§ **Request**
Identify the lines that contain the word "Login" and copy each one.

§ **Source material**
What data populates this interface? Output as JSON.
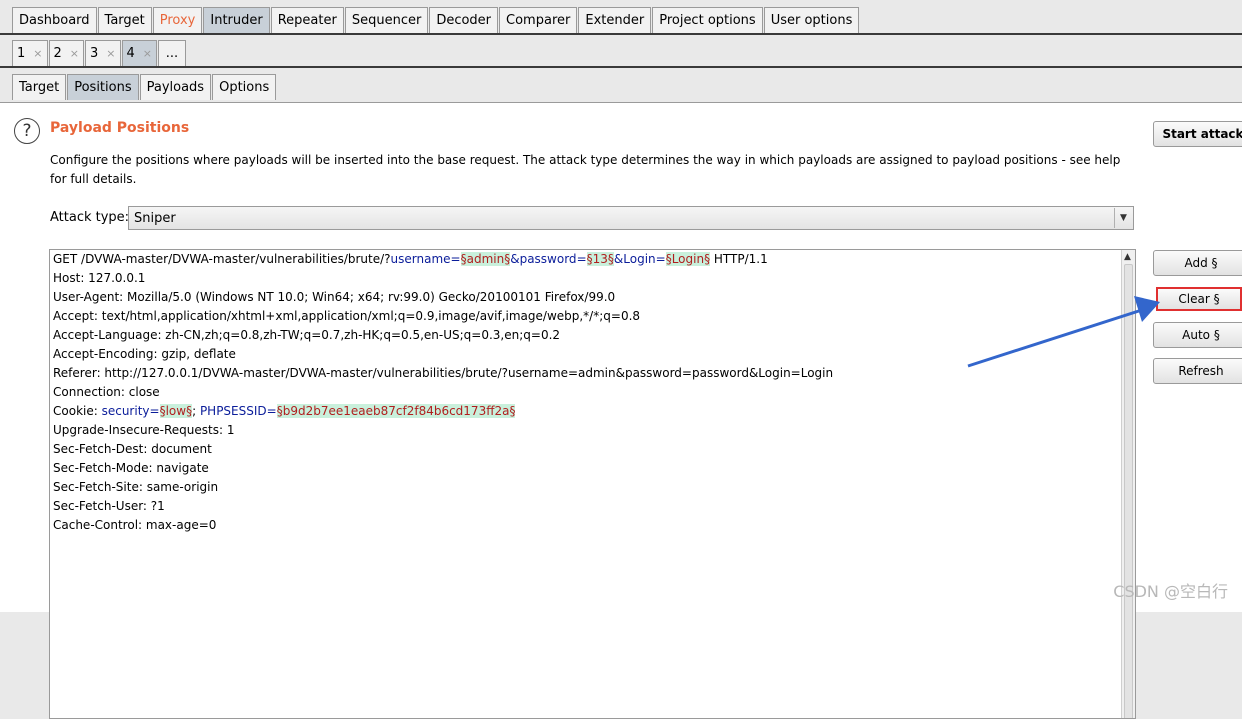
{
  "main_tabs": [
    "Dashboard",
    "Target",
    "Proxy",
    "Intruder",
    "Repeater",
    "Sequencer",
    "Decoder",
    "Comparer",
    "Extender",
    "Project options",
    "User options"
  ],
  "sub_tabs": [
    {
      "label": "1",
      "close": "×"
    },
    {
      "label": "2",
      "close": "×"
    },
    {
      "label": "3",
      "close": "×"
    },
    {
      "label": "4",
      "close": "×"
    }
  ],
  "sub_more": "...",
  "tool_tabs": [
    "Target",
    "Positions",
    "Payloads",
    "Options"
  ],
  "panel": {
    "title": "Payload Positions",
    "help": "?",
    "description": "Configure the positions where payloads will be inserted into the base request. The attack type determines the way in which payloads are assigned to payload positions - see help for full details.",
    "attack_label": "Attack type:",
    "attack_value": "Sniper",
    "dropdown_arrow": "▼"
  },
  "buttons": {
    "start": "Start attack",
    "add": "Add §",
    "clear": "Clear §",
    "auto": "Auto §",
    "refresh": "Refresh"
  },
  "request": {
    "line1": {
      "p1": "GET /DVWA-master/DVWA-master/vulnerabilities/brute/?",
      "k1": "username",
      "e1": "=",
      "m1": "§admin§",
      "amp1": "&",
      "k2": "password",
      "e2": "=",
      "m2": "§13§",
      "amp2": "&",
      "k3": "Login",
      "e3": "=",
      "m3": "§Login§",
      "tail": " HTTP/1.1"
    },
    "host": "Host: 127.0.0.1",
    "user_agent": "User-Agent: Mozilla/5.0 (Windows NT 10.0; Win64; x64; rv:99.0) Gecko/20100101 Firefox/99.0",
    "accept": "Accept: text/html,application/xhtml+xml,application/xml;q=0.9,image/avif,image/webp,*/*;q=0.8",
    "accept_language": "Accept-Language: zh-CN,zh;q=0.8,zh-TW;q=0.7,zh-HK;q=0.5,en-US;q=0.3,en;q=0.2",
    "accept_encoding": "Accept-Encoding: gzip, deflate",
    "referer": "Referer: http://127.0.0.1/DVWA-master/DVWA-master/vulnerabilities/brute/?username=admin&password=password&Login=Login",
    "connection": "Connection: close",
    "cookie": {
      "prefix": "Cookie: ",
      "k1": "security",
      "e1": "=",
      "m1": "§low§",
      "sep": "; ",
      "k2": "PHPSESSID",
      "e2": "=",
      "m2": "§b9d2b7ee1eaeb87cf2f84b6cd173ff2a§"
    },
    "upgrade": "Upgrade-Insecure-Requests: 1",
    "sec_dest": "Sec-Fetch-Dest: document",
    "sec_mode": "Sec-Fetch-Mode: navigate",
    "sec_site": "Sec-Fetch-Site: same-origin",
    "sec_user": "Sec-Fetch-User: ?1",
    "cache": "Cache-Control: max-age=0"
  },
  "scroll_up": "▲",
  "watermark": "CSDN @空白行",
  "colors": {
    "accent": "#e8663a",
    "highlight_box": "#e03030",
    "arrow": "#3366cc"
  }
}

§ **Response**
      "k3": "Login",
      "m3": "§Login§",
    "referer": "Referer: http://127.0.0.1/DVWA-master/DVWA-master/vulnerabilities/brute/?username=admin&password=password&Login=Login",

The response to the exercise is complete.